• [Working data]
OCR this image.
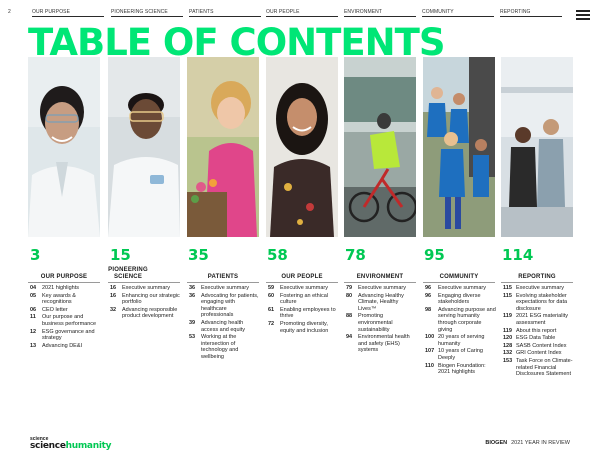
2	OUR PURPOSE	PIONEERING SCIENCE	PATIENTS	OUR PEOPLE	ENVIRONMENT	COMMUNITY	REPORTING
TABLE OF CONTENTS
3	15	35	58	78	95	114
OUR PURPOSE
PIONEERING SCIENCE	PATIENTS	OUR PEOPLE	ENVIRONMENT	COMMUNITY	REPORTING
04	2021 highlights
05	Key awards & recognitions
06	CEO letter
11	Our purpose and business performance
12	ESG governance and strategy
13	Advancing DE&I
16	Executive summary
16	Enhancing our strategic portfolio
32	Advancing responsible product development
36	Executive summary
36	Advocating for patients, engaging with healthcare professionals
39	Advancing health access and equity
53	Working at the intersection of technology and wellbeing
59	Executive summary
60	Fostering an ethical culture
61	Enabling employees to thrive
72	Promoting diversity, equity and inclusion
79	Executive summary
80	Advancing Healthy Climate, Healthy Lives™
88	Promoting environmental sustainability
94	Environmental health and safety (EHS) systems
96	Executive summary
96	Engaging diverse stakeholders
98	Advancing purpose and serving humanity through corporate giving
100 20 years of serving humanity
107 10 years of Caring Deeply
110 Biogen Foundation: 2021 highlights
115 Executive summary
115 Evolving stakeholder expectations for data disclosure
119 2021 ESG materiality assessment
119 About this report
120 ESG Data Table
128 SASB Content Index
132 GRI Content Index
153 Task Force on Climate-related Financial Disclosures Statement
science
sciencehumanity	BIOGEN 2021 YEAR IN REVIEW
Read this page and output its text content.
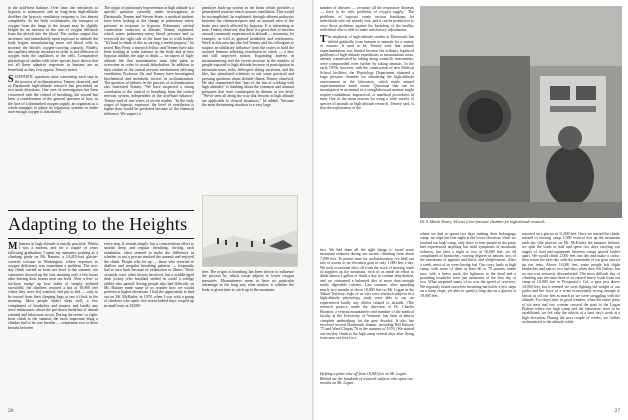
in the acid-base balance. Over time, the sensitivity to hypoxia is attenuated, and in long-term high-altitude dwellers the hypoxic ventilatory response is lost almost completely. As the body acclimatizes, the transport of oxygen from the lungs to the tissues may be slightly helped by an increase in the rate of oxygen diffusion from the alveoli into the blood. The cardiac output also increases, and immediately upon exposure to altitude the body begins manufacturing more red blood cells to increase the blood's oxygen-carrying capacity. Finally, the capillary density increases in order to aid diffusion of oxygen from the capillaries to the cells. Comparative physiological studies with other species have shown that not all these adaptive responses in humans are as beneficial as they first appear, Tenney noted.

SCIENTIFIC questions arise concerning each step in the process of acclimatization, Tenney observed, and at Dartmouth high-altitude research has proceeded on two main directions. One area of investigation has been concerned with the control of breathing; the second has been a consideration of the general question of how, in the face of a diminished oxygen supply, an organism as a whole manages to adjust its regulatory systems to make sure enough oxygen is distributed.

The origin of pulmonary hypertension at high altitude is a specific question currently under investigation at Dartmouth. Tenney and Steven Stone, a medical student, have been looking at the change in pulmonary artery pressure in response to hypoxia. Pulmonary arterial constriction constricts at altitude, Tenney explained, which raises pulmonary-artery blood pressure and so overwork the right side of the heart has to work harder. "It's hard to think of this as serving a useful purpose," he noted. Roy Fenn, a research fellow, and Tenney have also been looking at water balance in the body and at how hypoxia inhibits the urge to drink — an aspect of high-altitude life that mountaineers must take pains to overcome in order to avoid dehydration. In addition to their studies of the central nervous mechanisms affecting ventilation, Professor Ou and Tenney have investigated biochemical and metabolic factors in acclimatization. The question of failures in the process of acclimatization also interested Tenney. "We have suspected a strong correlation to the control of breathing from the central nervous system, independent of the acid-base balance," Tenney said of one series of recent studies. "In the early stages of hypoxic exposure, the level of ventilation is higher than would be predicted because of the chemical influence. We suspect a

primitive back-up system in the brain which provides a generalized reaction which arouses ventilation. This would be accomplished, he explained, through afferent pathways between the chemoreceptors and an aroused area of the brain very much affected by hypoxia. It is interesting to note, Tenney observed, that there is a great deal of nervous arousal commonly experienced at altitude — insomnia, for example, as well as general irritability and restlessness. Work in this area has also led Tenney and his colleagues to suspect an inhibitory influence from the cortex to hold the aroused features affecting ventilation in check — a new and still unproved notion. Expanding interest in mountaineering and the recent increase in the number of people exposed to high altitude because of participation in mountain tours, treks, helicopter skiing vacations, and the like, has stimulated scientists to ask some practical and pressing questions about altitude illness, Tenney observed. He also commented that "part of the fun of working with high altitudes" is thinking about the common and unusual pressures that have counterparts in disease at sea level. "We've seen all along the way that lessons at high altitude are applicable to clinical situations," he added, "because the most threatening situation is a very large

Adapting to the Heights

M Interest in high altitude is mostly practical. Whilst I was a student, and for a couple of years following graduation, I spent my summers working as a climbing guide on Mt. Rainier, a 14,410-foot glacier-covered volcano in Washington, where exposure to oxygen deficiency was sometimes a problem. The two-day climb carried us from sea level to the summit; our customers showed up the first morning only a few hours after leaving their homes near sea level. After a five- or six-hour trudge up four miles of steeply inclined snowfield, the climbers reached a hut at 10,000 feet where they were fed, watered, and put to bed — only to be roused from their sleeping bags at one o'clock in the morning. Most people hadn't slept well, a few complained of headaches and nausea, and hardly any were enthusiastic about the pre-dawn breakfast of instant oatmeal and lukewarm cocoa. During the seven- or eight-hour climb to the summit, the most important thing a climber had to do was breathe — sometimes two or three breaths between

every step. It sounds simple, but a conscientious effort to sustain deep and regular breathing, forcing each exhalation, often seemed to make the difference in whether or not a person reached the summit and enjoyed the climb. People who let up — those who reverted to shallow and irregular breathing patterns — frequently had to turn back because of exhaustion or illness. There certainly were other factors involved, but a middle-aged desk jockey who breathed settled in could a college athlete who panted. Seeing people who had difficulty on Mt. Rainier made some of us wonder how we would perform at higher elevations. I had the opportunity to find out on Mt. McKinley in 1978, when I was with a group of climbers who spent five storm-lashed days cooped up in small tents at 18,000

feet. The origin of breathing has been shown to influence the process by which tissue adjusts to lower oxygen pressures. Mountaineers seem to have no particular advantage in the long run; what matters is whether the body is given time to catch up to the mountain.

26

number of diseases — certainly all the respiratory diseases — have to do with problems of oxygen supply." The problems of hypoxia create serious handicaps for individuals who are already sick, and it can be productive to view those problems against the backdrop of the healthy individual who is able to make satisfactory adjustments.

The emphasis of high-altitude studies at Dartmouth has shifted gradually from humans to animals for a variety of reasons. It used to be, Tenney said, that animal experimentation was limited because the ordinary logistical problems of high-altitude expeditions to mountainous areas, already complicated by taking along scientific instruments, were compounded even further by taking animals. In the early 1970s, however, with the construction of new Medical School facilities, the Physiology Department obtained a large pressure chamber for simulating the high-altitude environment in the laboratory, which made animal experimentation much easier. Questions that can be investigated in an animal in a straightforward manner might require roundabout, impractical, or unethical procedures in man. One of the main reasons for using a wide variety of species of animals in high-altitude research, Tenney said, is that the exploitation of the

Dr. S. Marsh Tenney '44 uses a low-pressure chamber for high-altitude research.

fact. We had done all the right things to avoid acute mountain sickness during our ascent, climbing from about 7,000 feet. To permit time for acclimatization, we held our rate of ascent to an elevation gain of only 1,000 feet a day. We took occasional days off from the work of moving loads of supplies up the mountain, each of us made an effort to drink almost a gallon of fluids a day to combat dehydration, and we consumed a balanced diet of more than enough easily digestible calories. Last summer, after spending nearly two months at about 18,000 feet on Mt. Logan in the Yukon Territory, eight of us who were research subjects in a high-altitude physiology study were able to say we experienced hardly any illness related to altitude. (The research project, under the direction of Dr. Charles Houston, a veteran mountaineer and member of the medical faculty at the University of Vermont, has been at almost complete undertaking for the past decade). It also has involved several Dartmouth alumni, including Bill Briscoe '73 and Ward Chapin '76 in the summer of 1976.) We started our ten-day climb to the high camp several days after flying from near sea level to a

Helping a plane take off from 18,000 feet on Mt. Logan. Behind are the hundreds of research subjects who spent two months on Mt. Logan.

where we had to spend two days making their belongings camp, we slept the first night at the lower elevation. Until we reached our high camp, only three or four people in the party had experienced anything but mild symptoms of mountain sickness, but after a night or two at 18,000 feet, we all complained of headaches, varying degrees of nausea, loss of the sensations of appetite and thirst, and sleeplessness. After a week, most of us were having fun. Our carry loads at high camp, with some of them at least 60 or 70 pounds, made sure, with a heavy pack, the lightness in the head and a pounding headache were just memories of the first day or two. What surprised many of us was the speed of recovery. We regularly found ourselves breathing hard after a few steps on a steep slope, yet able to spend a long day on a glacier at 18,000 feet.

reported on a glacier at 11,000 feet. Once we started the climb, instead of moving camp 1,000 vertical feet up the mountain each day (the practice on Mt. McKinley the summer before), we split the loads in half and spent two days carrying our supply of food and equipment between camps spaced farther apart. We would climb 2,000 feet one day and make a cache, then return the next day with the remainder of our gear and set up our tents. Above 14,000 feet, some people felt slight headaches and one or two had days when they felt listless, but no one was seriously discomforted. The most difficult day of climbing was the time three of us carried heavy loads from our camp at 16,000 feet to Prospector's Col, a pass just above 18,000 feet, but it seemed we were fighting the weight of our packs and the force of a wind occasionally strong enough to knock us off our feet as much as we were struggling with the altitude. Two days later, in good weather, when the entire party of six men and two women crossed the pass to the Logan Plateau where our high camp and the laboratory were to be established, we felt only the effects of a hard day's work at a high elevation. During the next couple of weeks, we further acclimatized to the altitude while

27
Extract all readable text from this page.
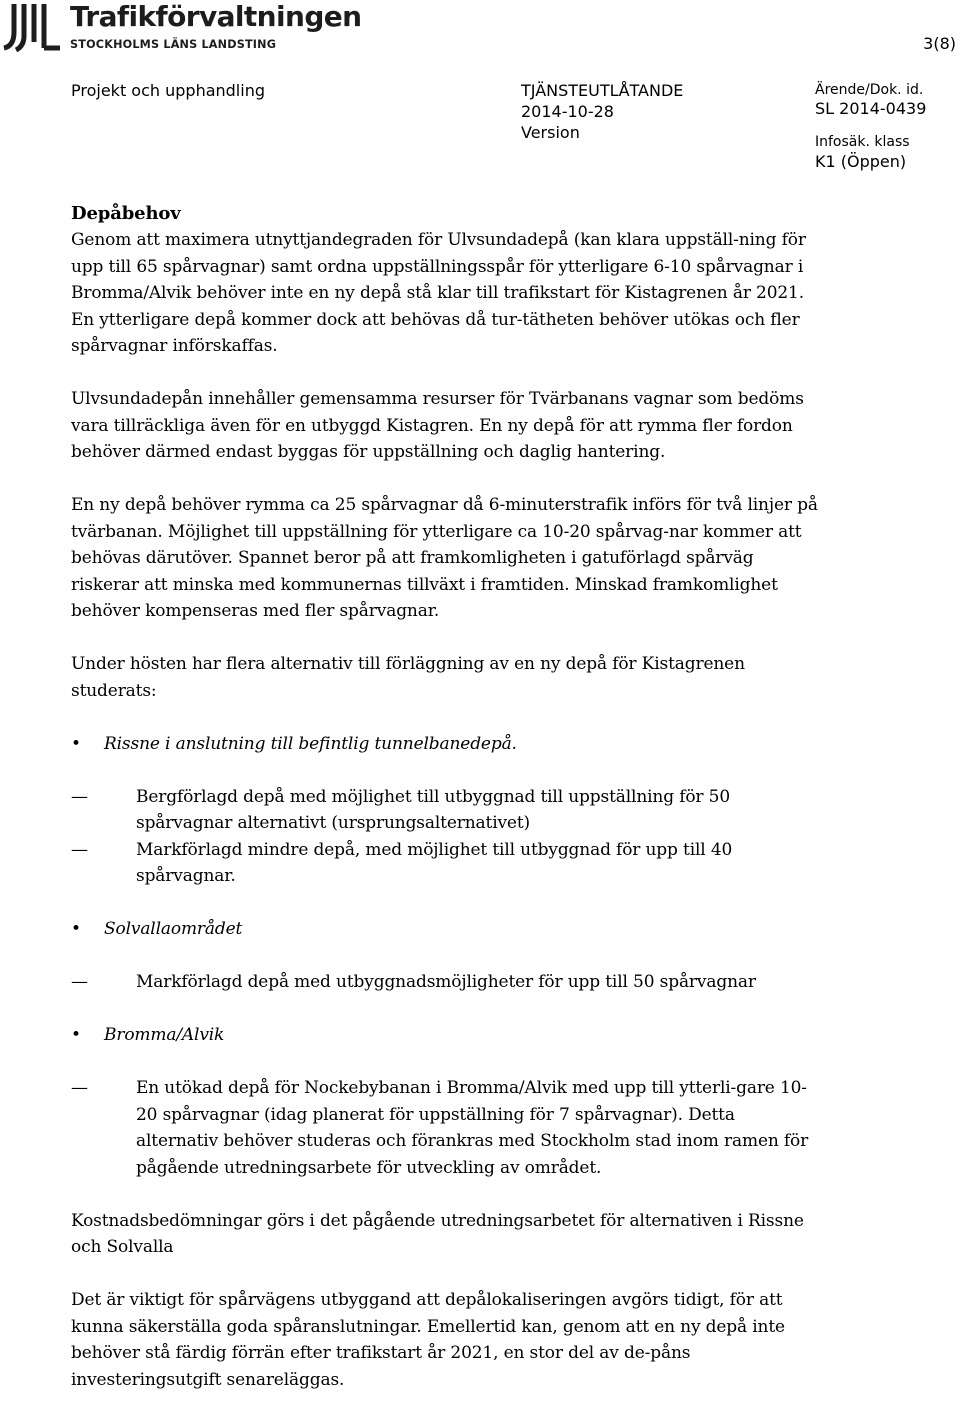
Trafikförvaltningen
STOCKHOLMS LÄNS LANDSTING	3(8)
Projekt och upphandling	TJÄNSTEUTLÅTANDE
2014-10-28
Version
Ärende/Dok. id.
SL 2014-0439
Infosäk. klass
K1 (Öppen)
Depåbehov

Genom att maximera utnyttjandegraden för Ulvsundadepå (kan klara uppställ-ning för upp till 65 spårvagnar) samt ordna uppställningsspår för ytterligare 6-10 spårvagnar i Bromma/Alvik behöver inte en ny depå stå klar till trafikstart för Kistagrenen år 2021. En ytterligare depå kommer dock att behövas då tur-tätheten behöver utökas och fler spårvagnar införskaffas.

Ulvsundadepån innehåller gemensamma resurser för Tvärbanans vagnar som bedöms vara tillräckliga även för en utbyggd Kistagren. En ny depå för att rymma fler fordon behöver därmed endast byggas för uppställning och daglig hantering.

En ny depå behöver rymma ca 25 spårvagnar då 6-minuterstrafik införs för två linjer på tvärbanan. Möjlighet till uppställning för ytterligare ca 10-20 spårvag-nar kommer att behövas därutöver. Spannet beror på att framkomligheten i gatuförlagd spårväg riskerar att minska med kommunernas tillväxt i framtiden. Minskad framkomlighet behöver kompenseras med fler spårvagnar.

Under hösten har flera alternativ till förläggning av en ny depå för Kistagrenen studerats:

• Rissne i anslutning till befintlig tunnelbanedepå.
—	Bergförlagd depå med möjlighet till utbyggnad till uppställning för 50 spårvagnar alternativt (ursprungsalternativet)
—	Markförlagd mindre depå, med möjlighet till utbyggnad för upp till 40 spårvagnar.
• Solvallaområdet
—	Markförlagd depå med utbyggnadsmöjligheter för upp till 50 spårvagnar
• Bromma/Alvik
—	En utökad depå för Nockebybanan i Bromma/Alvik med upp till ytterli-gare 10-20 spårvagnar (idag planerat för uppställning för 7 spårvagnar). Detta alternativ behöver studeras och förankras med Stockholm stad inom ramen för pågående utredningsarbete för utveckling av området.

Kostnadsbedömningar görs i det pågående utredningsarbetet för alternativen i Rissne och Solvalla

Det är viktigt för spårvägens utbyggand att depålokaliseringen avgörs tidigt, för att kunna säkerställa goda spåranslutningar. Emellertid kan, genom att en ny depå inte behöver stå färdig förrän efter trafikstart år 2021, en stor del av de-påns investeringsutgift senareläggas.
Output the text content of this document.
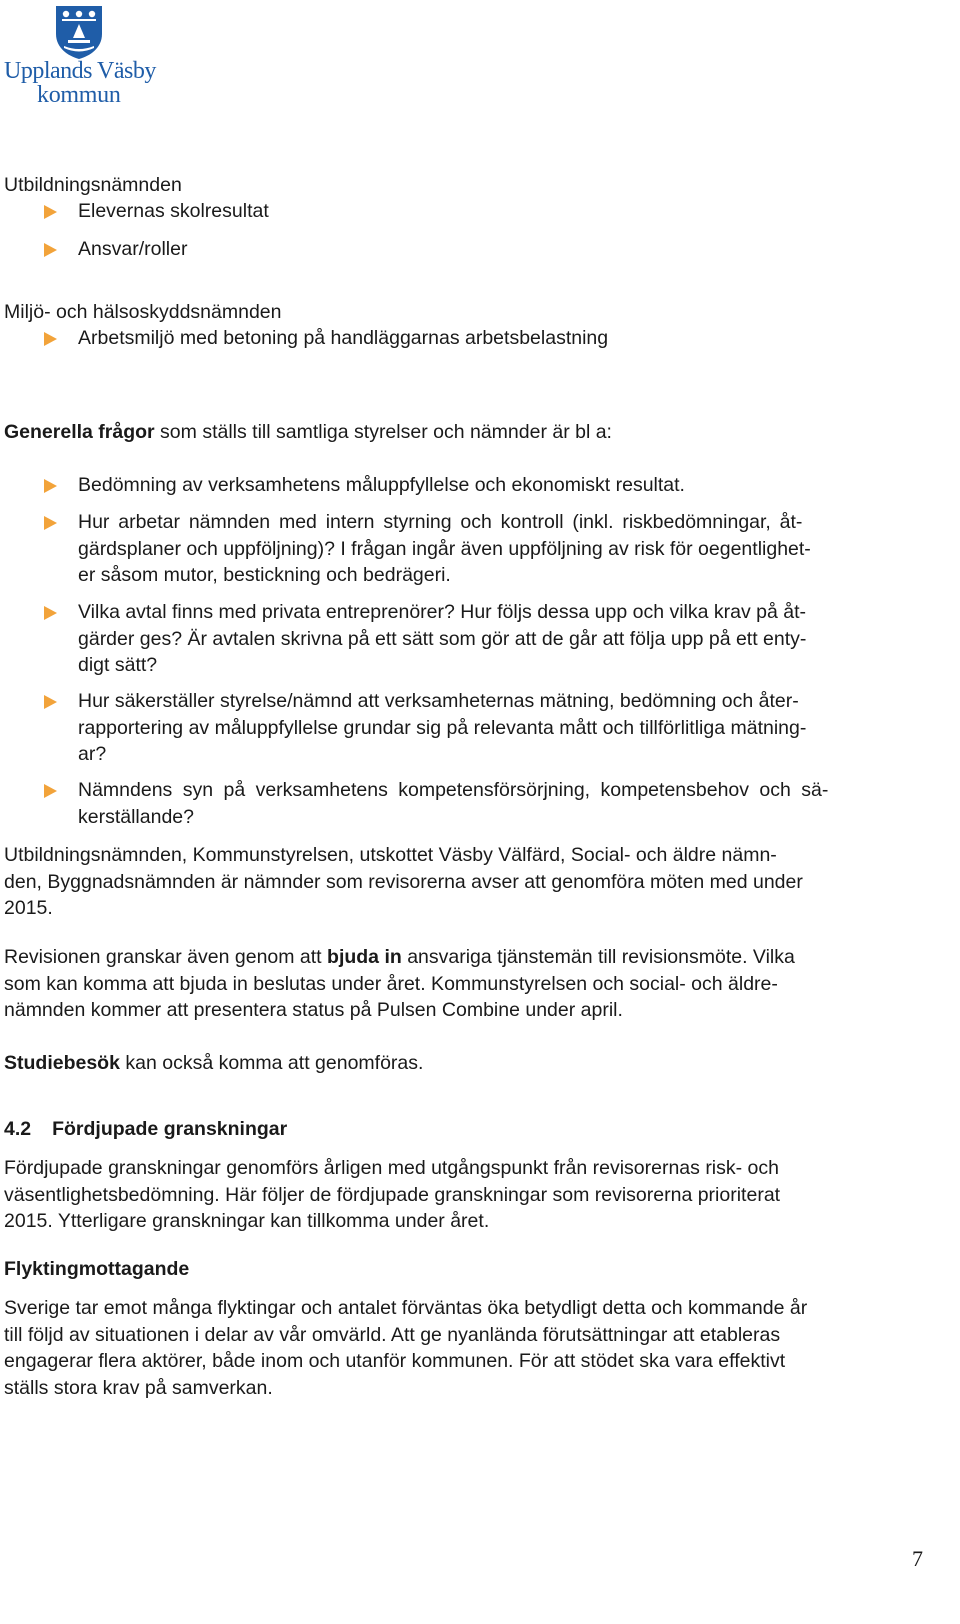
Upplands Väsby
kommun
Utbildningsnämnden
Elevernas skolresultat
Ansvar/roller
Miljö- och hälsoskyddsnämnden
Arbetsmiljö med betoning på handläggarnas arbetsbelastning
Generella frågor som ställs till samtliga styrelser och nämnder är bl a:
Bedömning av verksamhetens måluppfyllelse och ekonomiskt resultat.
Hur arbetar nämnden med intern styrning och kontroll (inkl. riskbedömningar, åt-
gärdsplaner och uppföljning)? I frågan ingår även uppföljning av risk för oegentlighet-
er såsom mutor, bestickning och bedrägeri.
Vilka avtal finns med privata entreprenörer? Hur följs dessa upp och vilka krav på åt-
gärder ges? Är avtalen skrivna på ett sätt som gör att de går att följa upp på ett enty-
digt sätt?
Hur säkerställer styrelse/nämnd att verksamheternas mätning, bedömning och åter-
rapportering av måluppfyllelse grundar sig på relevanta mått och tillförlitliga mätning-
ar?
Nämndens syn på verksamhetens kompetensförsörjning, kompetensbehov och sä-
kerställande?
Utbildningsnämnden, Kommunstyrelsen, utskottet Väsby Välfärd, Social- och äldre nämn-
den, Byggnadsnämnden är nämnder som revisorerna avser att genomföra möten med under
2015.
Revisionen granskar även genom att bjuda in ansvariga tjänstemän till revisionsmöte. Vilka
som kan komma att bjuda in beslutas under året. Kommunstyrelsen och social- och äldre-
nämnden kommer att presentera status på Pulsen Combine under april.
Studiebesök kan också komma att genomföras.
4.2 Fördjupade granskningar
Fördjupade granskningar genomförs årligen med utgångspunkt från revisorernas risk- och
väsentlighetsbedömning. Här följer de fördjupade granskningar som revisorerna prioriterat
2015. Ytterligare granskningar kan tillkomma under året.
Flyktingmottagande
Sverige tar emot många flyktingar och antalet förväntas öka betydligt detta och kommande år
till följd av situationen i delar av vår omvärld. Att ge nyanlända förutsättningar att etableras
engagerar flera aktörer, både inom och utanför kommunen. För att stödet ska vara effektivt
ställs stora krav på samverkan.
7
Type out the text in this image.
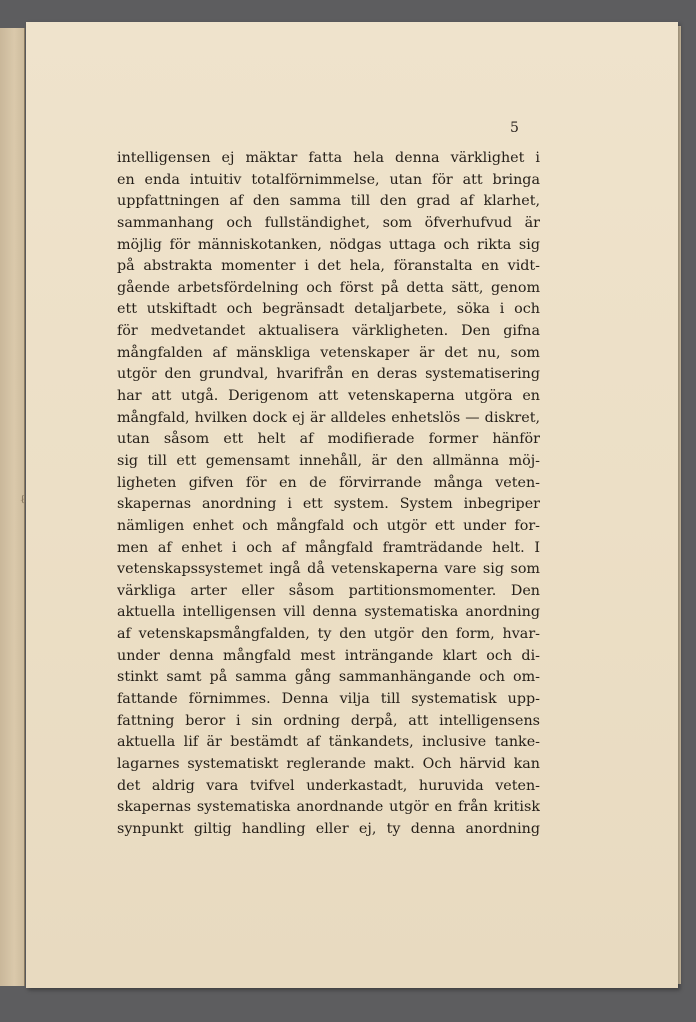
ℓ
5
intelligensen ej mäktar fatta hela denna värklighet i
en enda intuitiv totalförnimmelse, utan för att bringa
uppfattningen af den samma till den grad af klarhet,
sammanhang och fullständighet, som öfverhufvud är
möjlig för människotanken, nödgas uttaga och rikta sig
på abstrakta momenter i det hela, föranstalta en vidt-
gående arbetsfördelning och först på detta sätt, genom
ett utskiftadt och begränsadt detaljarbete, söka i och
för medvetandet aktualisera värkligheten. Den gifna
mångfalden af mänskliga vetenskaper är det nu, som
utgör den grundval, hvarifrån en deras systematisering
har att utgå. Derigenom att vetenskaperna utgöra en
mångfald, hvilken dock ej är alldeles enhetslös — diskret,
utan såsom ett helt af modifierade former hänför
sig till ett gemensamt innehåll, är den allmänna möj-
ligheten gifven för en de förvirrande många veten-
skapernas anordning i ett system. System inbegriper
nämligen enhet och mångfald och utgör ett under for-
men af enhet i och af mångfald framträdande helt. I
vetenskapssystemet ingå då vetenskaperna vare sig som
värkliga arter eller såsom partitionsmomenter. Den
aktuella intelligensen vill denna systematiska anordning
af vetenskapsmångfalden, ty den utgör den form, hvar-
under denna mångfald mest inträngande klart och di-
stinkt samt på samma gång sammanhängande och om-
fattande förnimmes. Denna vilja till systematisk upp-
fattning beror i sin ordning derpå, att intelligensens
aktuella lif är bestämdt af tänkandets, inclusive tanke-
lagarnes systematiskt reglerande makt. Och härvid kan
det aldrig vara tvifvel underkastadt, huruvida veten-
skapernas systematiska anordnande utgör en från kritisk
synpunkt giltig handling eller ej, ty denna anordning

• [Task prompt] Every line that contains the string "page" should be returned from the data.

• [Answer below]
Read this page and output its text content.
Extract all readable text from this page.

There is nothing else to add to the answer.